Look for the string "from" and copy every line that has it.

--------

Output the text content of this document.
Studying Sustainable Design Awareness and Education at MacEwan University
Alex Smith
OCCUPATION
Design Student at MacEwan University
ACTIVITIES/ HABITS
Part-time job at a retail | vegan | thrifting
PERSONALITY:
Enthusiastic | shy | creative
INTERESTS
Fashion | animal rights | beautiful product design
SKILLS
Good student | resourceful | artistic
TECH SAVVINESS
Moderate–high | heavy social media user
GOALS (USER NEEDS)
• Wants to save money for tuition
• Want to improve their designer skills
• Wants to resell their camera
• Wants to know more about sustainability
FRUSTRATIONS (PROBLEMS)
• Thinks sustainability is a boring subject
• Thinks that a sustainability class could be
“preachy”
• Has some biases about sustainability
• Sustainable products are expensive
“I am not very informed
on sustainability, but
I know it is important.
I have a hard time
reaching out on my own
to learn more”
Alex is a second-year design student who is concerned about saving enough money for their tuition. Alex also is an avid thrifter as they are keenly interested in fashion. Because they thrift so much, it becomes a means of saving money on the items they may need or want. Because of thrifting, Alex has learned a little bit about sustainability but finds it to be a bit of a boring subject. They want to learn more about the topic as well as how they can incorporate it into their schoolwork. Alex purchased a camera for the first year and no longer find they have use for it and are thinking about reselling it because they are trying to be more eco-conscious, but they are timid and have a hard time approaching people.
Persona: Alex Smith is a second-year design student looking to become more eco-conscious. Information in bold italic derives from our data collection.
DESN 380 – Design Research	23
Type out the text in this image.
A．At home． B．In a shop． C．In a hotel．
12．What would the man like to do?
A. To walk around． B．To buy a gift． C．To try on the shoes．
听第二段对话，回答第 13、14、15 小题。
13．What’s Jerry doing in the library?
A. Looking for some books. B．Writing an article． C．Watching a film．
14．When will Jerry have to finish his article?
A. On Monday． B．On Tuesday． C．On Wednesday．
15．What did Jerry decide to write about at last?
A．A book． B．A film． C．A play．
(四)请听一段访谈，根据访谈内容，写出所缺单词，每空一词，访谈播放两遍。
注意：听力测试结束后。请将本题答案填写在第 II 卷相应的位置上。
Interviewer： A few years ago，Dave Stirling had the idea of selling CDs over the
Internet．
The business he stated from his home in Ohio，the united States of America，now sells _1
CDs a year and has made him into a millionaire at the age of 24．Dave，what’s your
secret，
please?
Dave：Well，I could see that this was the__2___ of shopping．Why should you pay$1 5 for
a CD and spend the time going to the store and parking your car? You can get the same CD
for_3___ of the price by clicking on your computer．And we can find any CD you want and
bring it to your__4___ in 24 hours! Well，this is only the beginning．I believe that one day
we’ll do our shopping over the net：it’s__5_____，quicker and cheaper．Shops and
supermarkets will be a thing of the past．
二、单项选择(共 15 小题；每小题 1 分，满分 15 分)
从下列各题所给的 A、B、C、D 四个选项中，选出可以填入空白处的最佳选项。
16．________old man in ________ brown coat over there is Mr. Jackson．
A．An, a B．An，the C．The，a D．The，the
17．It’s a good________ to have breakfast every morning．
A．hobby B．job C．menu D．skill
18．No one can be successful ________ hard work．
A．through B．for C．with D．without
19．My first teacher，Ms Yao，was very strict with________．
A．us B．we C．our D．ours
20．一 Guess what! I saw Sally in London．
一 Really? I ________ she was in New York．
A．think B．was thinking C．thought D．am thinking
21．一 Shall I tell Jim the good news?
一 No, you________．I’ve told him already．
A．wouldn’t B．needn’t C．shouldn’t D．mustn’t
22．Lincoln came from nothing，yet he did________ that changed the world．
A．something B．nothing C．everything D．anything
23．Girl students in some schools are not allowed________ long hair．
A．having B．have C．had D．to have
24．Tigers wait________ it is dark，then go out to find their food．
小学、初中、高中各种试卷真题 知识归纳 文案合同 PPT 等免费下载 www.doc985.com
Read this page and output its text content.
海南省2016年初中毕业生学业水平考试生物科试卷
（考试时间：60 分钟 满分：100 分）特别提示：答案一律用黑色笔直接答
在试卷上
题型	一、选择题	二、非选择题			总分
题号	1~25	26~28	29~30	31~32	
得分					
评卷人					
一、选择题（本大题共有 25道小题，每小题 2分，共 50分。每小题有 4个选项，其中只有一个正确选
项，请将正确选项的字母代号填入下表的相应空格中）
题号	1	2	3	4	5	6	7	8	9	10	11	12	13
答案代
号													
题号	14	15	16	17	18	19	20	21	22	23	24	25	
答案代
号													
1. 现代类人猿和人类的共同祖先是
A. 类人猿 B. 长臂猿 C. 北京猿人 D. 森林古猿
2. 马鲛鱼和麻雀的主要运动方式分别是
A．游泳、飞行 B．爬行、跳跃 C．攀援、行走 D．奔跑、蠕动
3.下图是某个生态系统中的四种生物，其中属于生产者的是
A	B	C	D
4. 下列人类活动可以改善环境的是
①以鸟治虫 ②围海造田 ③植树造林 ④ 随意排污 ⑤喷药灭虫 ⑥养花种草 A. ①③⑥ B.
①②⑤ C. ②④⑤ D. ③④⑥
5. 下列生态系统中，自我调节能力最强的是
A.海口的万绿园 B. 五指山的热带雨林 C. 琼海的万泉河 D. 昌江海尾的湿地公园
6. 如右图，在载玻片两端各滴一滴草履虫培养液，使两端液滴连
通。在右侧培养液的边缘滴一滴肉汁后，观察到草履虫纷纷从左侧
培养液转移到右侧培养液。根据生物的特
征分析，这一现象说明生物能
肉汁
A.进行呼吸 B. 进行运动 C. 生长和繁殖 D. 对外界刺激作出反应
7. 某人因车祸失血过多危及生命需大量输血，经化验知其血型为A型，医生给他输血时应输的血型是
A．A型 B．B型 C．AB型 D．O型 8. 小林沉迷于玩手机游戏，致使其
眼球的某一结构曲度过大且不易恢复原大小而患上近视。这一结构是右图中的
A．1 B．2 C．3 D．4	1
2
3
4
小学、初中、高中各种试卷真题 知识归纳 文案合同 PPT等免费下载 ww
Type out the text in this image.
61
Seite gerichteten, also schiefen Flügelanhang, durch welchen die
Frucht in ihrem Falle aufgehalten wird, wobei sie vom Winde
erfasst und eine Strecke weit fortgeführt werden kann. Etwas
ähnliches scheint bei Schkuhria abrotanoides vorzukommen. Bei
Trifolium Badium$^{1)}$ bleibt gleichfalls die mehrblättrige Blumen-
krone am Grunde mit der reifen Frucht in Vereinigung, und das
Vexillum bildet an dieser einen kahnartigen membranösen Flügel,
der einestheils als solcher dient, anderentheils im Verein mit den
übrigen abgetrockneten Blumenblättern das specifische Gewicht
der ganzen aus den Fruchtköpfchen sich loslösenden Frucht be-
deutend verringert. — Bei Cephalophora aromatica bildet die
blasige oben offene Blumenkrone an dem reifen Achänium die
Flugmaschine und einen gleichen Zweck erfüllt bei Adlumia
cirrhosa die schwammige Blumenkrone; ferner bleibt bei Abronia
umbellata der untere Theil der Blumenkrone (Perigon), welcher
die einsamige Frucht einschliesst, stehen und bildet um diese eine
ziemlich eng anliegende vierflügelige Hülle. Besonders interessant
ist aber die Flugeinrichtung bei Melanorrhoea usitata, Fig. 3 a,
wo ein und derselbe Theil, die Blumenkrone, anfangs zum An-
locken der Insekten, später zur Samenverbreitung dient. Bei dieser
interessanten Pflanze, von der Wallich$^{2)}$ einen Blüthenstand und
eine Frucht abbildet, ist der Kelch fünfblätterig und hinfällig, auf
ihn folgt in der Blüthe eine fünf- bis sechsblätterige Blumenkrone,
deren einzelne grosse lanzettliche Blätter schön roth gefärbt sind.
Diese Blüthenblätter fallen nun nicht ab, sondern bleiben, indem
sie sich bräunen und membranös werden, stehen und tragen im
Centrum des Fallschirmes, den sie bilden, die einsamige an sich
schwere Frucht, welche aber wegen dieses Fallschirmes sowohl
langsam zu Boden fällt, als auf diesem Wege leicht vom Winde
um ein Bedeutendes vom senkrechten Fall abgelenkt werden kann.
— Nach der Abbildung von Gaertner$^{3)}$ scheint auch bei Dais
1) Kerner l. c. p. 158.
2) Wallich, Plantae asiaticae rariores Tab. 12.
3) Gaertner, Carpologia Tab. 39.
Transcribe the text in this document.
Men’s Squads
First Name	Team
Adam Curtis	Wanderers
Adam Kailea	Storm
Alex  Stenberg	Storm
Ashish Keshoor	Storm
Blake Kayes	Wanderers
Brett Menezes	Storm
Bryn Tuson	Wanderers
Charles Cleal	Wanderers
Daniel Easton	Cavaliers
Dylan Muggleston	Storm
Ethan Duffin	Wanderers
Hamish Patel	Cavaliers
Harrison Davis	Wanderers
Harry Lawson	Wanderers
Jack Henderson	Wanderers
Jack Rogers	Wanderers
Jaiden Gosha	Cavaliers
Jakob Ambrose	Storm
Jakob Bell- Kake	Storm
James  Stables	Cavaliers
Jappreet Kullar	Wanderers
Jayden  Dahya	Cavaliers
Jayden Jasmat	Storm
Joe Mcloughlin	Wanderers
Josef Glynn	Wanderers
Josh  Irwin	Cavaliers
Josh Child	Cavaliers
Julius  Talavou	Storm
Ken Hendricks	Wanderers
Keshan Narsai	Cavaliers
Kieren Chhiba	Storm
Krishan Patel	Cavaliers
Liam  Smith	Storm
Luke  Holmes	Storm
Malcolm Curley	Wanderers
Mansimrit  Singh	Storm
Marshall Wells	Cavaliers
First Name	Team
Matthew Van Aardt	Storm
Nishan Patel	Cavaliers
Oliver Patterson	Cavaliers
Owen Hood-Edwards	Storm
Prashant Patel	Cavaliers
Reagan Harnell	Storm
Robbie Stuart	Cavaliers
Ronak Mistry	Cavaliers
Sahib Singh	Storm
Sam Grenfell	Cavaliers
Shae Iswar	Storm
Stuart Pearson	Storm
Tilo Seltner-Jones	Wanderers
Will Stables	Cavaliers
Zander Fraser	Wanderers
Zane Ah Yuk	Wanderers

--------

__IN RESPONSE__
Persona: Alex Smith is a second-year design student looking to become more eco-conscious. Information in bold italic derives from our data collection.
The business he stated from his home in Ohio，the united States of America，now sells _1
22．Lincoln came from nothing，yet he did________ that changed the world．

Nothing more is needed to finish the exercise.